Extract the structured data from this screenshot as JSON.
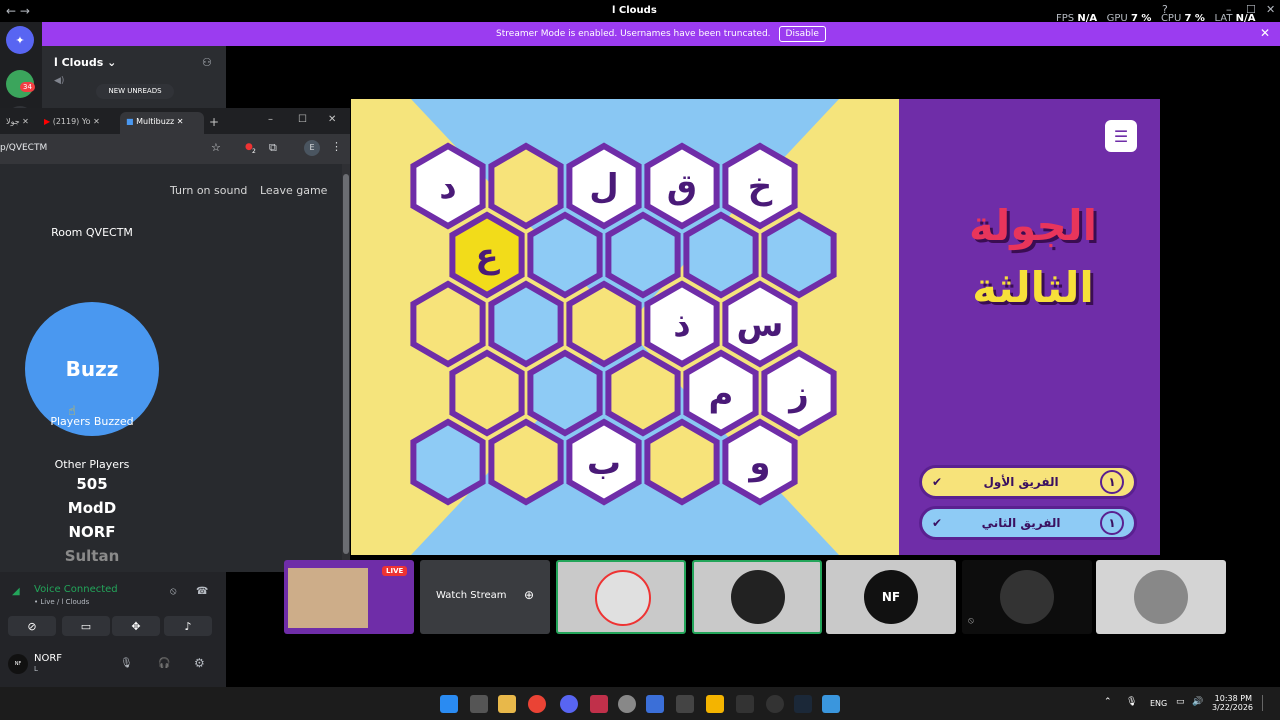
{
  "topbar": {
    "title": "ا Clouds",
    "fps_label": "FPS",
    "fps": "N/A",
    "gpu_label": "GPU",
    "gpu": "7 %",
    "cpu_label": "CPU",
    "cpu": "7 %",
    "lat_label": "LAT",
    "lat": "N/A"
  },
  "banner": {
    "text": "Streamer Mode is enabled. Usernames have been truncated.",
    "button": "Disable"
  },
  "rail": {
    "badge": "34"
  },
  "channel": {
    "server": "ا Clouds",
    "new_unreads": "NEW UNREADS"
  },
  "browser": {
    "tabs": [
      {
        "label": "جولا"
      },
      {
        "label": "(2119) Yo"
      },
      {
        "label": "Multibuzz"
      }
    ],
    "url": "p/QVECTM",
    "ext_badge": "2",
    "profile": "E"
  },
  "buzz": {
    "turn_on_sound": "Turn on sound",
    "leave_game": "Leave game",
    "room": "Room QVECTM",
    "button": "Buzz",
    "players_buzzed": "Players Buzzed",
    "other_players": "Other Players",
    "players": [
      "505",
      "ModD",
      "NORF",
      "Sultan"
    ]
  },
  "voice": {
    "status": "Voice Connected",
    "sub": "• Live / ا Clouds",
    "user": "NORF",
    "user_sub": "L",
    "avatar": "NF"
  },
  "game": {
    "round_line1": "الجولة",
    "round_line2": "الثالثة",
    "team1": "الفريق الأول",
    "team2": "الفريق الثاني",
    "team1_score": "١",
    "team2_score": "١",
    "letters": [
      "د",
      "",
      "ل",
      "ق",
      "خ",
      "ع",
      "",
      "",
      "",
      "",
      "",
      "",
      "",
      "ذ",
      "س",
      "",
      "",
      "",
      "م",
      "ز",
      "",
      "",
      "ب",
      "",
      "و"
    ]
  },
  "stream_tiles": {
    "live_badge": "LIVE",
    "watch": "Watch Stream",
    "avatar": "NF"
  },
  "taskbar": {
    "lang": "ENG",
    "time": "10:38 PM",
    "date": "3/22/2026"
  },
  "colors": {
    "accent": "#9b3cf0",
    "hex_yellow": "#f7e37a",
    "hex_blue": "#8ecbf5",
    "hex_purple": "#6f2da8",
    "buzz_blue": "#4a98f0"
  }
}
==
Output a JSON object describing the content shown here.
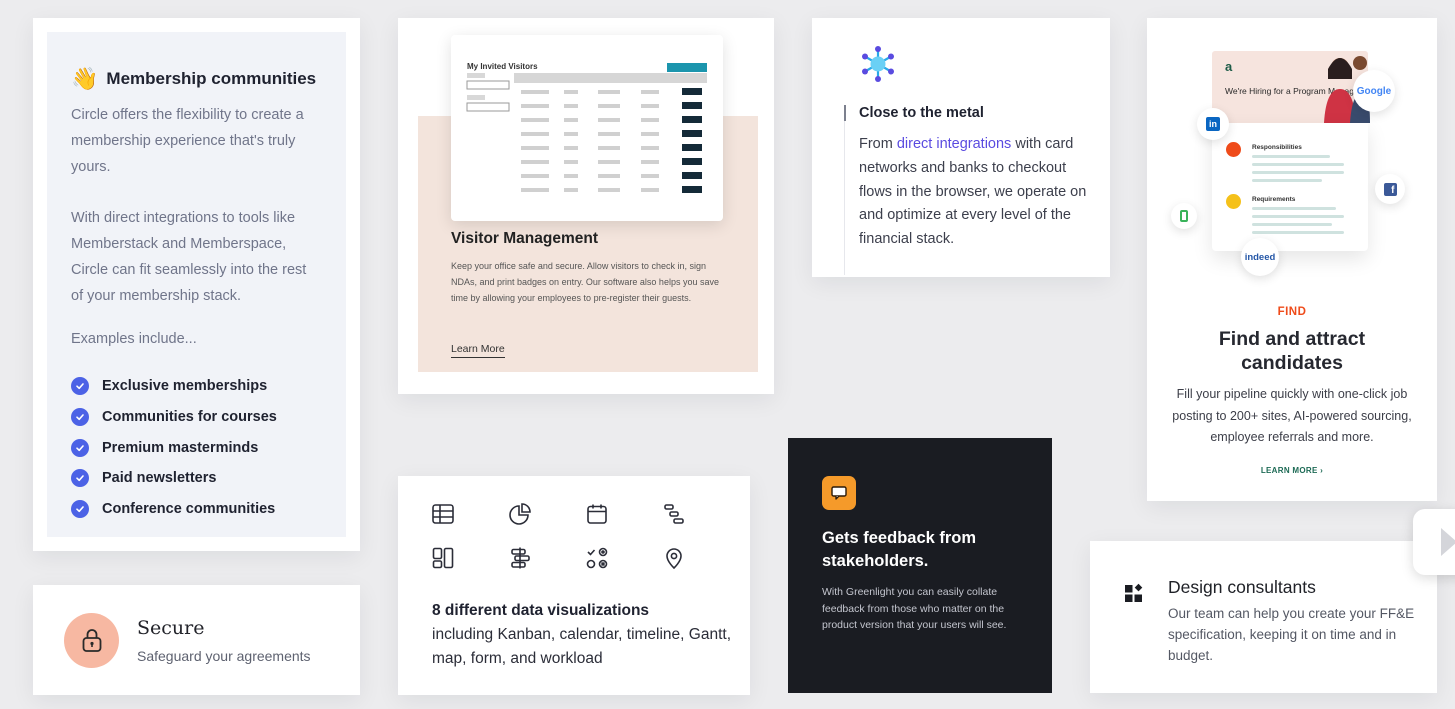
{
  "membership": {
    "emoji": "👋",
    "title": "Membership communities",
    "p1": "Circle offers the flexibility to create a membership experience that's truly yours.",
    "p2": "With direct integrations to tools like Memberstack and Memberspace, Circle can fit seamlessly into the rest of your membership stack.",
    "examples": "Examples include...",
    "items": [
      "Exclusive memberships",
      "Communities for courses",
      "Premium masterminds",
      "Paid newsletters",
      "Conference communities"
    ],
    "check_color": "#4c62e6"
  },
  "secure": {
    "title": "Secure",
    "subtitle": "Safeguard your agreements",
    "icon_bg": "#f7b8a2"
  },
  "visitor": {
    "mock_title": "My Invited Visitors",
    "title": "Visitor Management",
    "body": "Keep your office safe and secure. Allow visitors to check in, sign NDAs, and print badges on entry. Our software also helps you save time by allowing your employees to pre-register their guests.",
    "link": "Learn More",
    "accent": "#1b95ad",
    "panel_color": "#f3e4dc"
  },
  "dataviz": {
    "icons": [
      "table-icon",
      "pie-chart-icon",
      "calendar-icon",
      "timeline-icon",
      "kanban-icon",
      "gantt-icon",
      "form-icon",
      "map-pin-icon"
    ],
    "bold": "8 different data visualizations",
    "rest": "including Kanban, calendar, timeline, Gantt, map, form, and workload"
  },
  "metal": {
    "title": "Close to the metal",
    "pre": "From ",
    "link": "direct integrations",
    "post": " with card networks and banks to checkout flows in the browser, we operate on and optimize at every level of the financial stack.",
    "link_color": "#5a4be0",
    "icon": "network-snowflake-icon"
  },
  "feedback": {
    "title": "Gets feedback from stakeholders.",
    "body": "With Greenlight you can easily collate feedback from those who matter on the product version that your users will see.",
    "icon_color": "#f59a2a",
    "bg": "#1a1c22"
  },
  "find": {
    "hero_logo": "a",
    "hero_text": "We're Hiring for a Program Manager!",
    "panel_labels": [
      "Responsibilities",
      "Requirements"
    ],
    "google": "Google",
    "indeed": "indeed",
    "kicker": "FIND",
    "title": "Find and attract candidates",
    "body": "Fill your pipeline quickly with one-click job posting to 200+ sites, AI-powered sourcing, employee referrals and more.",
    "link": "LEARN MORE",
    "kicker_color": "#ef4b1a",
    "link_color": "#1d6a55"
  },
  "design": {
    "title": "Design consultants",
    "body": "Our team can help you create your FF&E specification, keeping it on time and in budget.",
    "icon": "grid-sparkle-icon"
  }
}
---
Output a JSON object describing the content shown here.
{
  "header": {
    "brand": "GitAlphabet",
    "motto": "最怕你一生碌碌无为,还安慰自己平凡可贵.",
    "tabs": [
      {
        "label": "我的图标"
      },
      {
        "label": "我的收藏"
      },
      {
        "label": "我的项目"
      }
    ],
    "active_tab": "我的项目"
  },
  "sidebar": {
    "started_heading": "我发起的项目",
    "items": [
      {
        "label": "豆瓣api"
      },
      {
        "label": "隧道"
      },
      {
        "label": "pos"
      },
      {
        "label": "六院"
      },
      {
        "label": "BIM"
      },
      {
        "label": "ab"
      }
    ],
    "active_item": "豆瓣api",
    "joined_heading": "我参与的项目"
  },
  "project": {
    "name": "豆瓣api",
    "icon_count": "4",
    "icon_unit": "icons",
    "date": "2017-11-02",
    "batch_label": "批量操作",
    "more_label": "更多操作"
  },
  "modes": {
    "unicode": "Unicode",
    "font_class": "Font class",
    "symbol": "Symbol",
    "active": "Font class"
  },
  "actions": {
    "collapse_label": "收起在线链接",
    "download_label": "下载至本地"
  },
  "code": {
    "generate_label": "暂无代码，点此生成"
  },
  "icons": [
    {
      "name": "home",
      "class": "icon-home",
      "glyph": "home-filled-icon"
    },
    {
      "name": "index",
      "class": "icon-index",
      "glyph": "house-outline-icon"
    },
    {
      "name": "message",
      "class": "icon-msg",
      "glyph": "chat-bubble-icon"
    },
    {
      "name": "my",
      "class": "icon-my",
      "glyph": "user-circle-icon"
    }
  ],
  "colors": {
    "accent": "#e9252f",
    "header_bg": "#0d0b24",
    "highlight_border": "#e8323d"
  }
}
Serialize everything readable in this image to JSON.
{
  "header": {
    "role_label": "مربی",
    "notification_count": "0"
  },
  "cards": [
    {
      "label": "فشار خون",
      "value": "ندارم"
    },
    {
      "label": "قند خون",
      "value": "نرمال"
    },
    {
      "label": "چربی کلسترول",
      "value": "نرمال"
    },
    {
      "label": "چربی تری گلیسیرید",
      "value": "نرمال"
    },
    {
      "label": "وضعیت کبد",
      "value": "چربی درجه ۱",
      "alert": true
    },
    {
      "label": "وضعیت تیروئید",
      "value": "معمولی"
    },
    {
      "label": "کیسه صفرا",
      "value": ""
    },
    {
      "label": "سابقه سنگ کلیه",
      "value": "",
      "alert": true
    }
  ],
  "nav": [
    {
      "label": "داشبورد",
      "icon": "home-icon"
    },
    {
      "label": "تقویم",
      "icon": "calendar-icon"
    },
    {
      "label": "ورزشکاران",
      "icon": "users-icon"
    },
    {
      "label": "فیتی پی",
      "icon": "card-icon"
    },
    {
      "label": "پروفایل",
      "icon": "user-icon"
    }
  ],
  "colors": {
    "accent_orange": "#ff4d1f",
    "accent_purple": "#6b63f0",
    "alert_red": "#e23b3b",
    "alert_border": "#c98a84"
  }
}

WRITTEN INSTRUCTION = List all lines where "class" occurs.

ANSWER BELOW =
    "font_class": "Font class",
    "active": "Font class"
      "class": "icon-home",
      "class": "icon-index",
      "class": "icon-msg",
      "class": "icon-my",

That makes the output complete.